====== DATA FOR THE TASK ======

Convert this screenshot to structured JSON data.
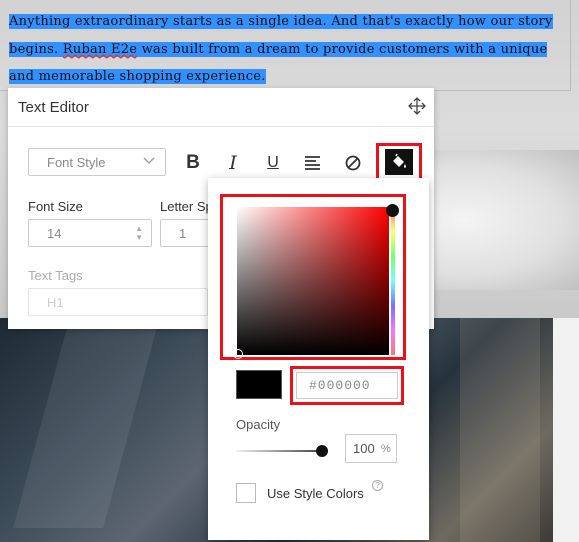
{
  "content": {
    "line1": "Anything extraordinary starts as a single idea. And that's exactly how our story",
    "line2_start": "begins.",
    "line2_brand": "Ruban E2e",
    "line2_end": "was built from a dream to provide customers with a unique",
    "line3": "and memorable shopping experience."
  },
  "editor": {
    "title": "Text Editor",
    "font_style_placeholder": "Font Style",
    "bold_label": "B",
    "italic_label": "I",
    "underline_label": "U",
    "font_size_label": "Font Size",
    "font_size_value": "14",
    "letter_spacing_label": "Letter Sp",
    "letter_spacing_value": "1",
    "text_tags_label": "Text Tags",
    "text_tags_value": "H1"
  },
  "color_picker": {
    "hex_value": "#000000",
    "opacity_label": "Opacity",
    "opacity_value": "100",
    "opacity_unit": "%",
    "use_style_colors_label": "Use Style Colors",
    "help_glyph": "?",
    "selected_color": "#000000",
    "hue_color": "#ff0000",
    "opacity_fraction": 1.0
  },
  "colors": {
    "highlight": "#3390ff",
    "annotation_red": "#e8131a"
  }
}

======

** TASK DESCRIPTION **
Return all the entries word for word, but omit any pictures they contain.

** THE ANSWER **
Convert this screenshot to structured JSON data.
{
  "content": {
    "line1": "Anything extraordinary starts as a single idea. And that's exactly how our story",
    "line2_start": "begins.",
    "line2_brand": "Ruban E2e",
    "line2_end": "was built from a dream to provide customers with a unique",
    "line3": "and memorable shopping experience."
  },
  "editor": {
    "title": "Text Editor",
    "font_style_placeholder": "Font Style",
    "bold_label": "B",
    "italic_label": "I",
    "underline_label": "U",
    "font_size_label": "Font Size",
    "font_size_value": "14",
    "letter_spacing_label": "Letter Sp",
    "letter_spacing_value": "1",
    "text_tags_label": "Text Tags",
    "text_tags_value": "H1"
  },
  "color_picker": {
    "hex_value": "#000000",
    "opacity_label": "Opacity",
    "opacity_value": "100",
    "opacity_unit": "%",
    "use_style_colors_label": "Use Style Colors",
    "help_glyph": "?",
    "selected_color": "#000000",
    "hue_color": "#ff0000",
    "opacity_fraction": 1.0
  },
  "colors": {
    "highlight": "#3390ff",
    "annotation_red": "#e8131a"
  }
}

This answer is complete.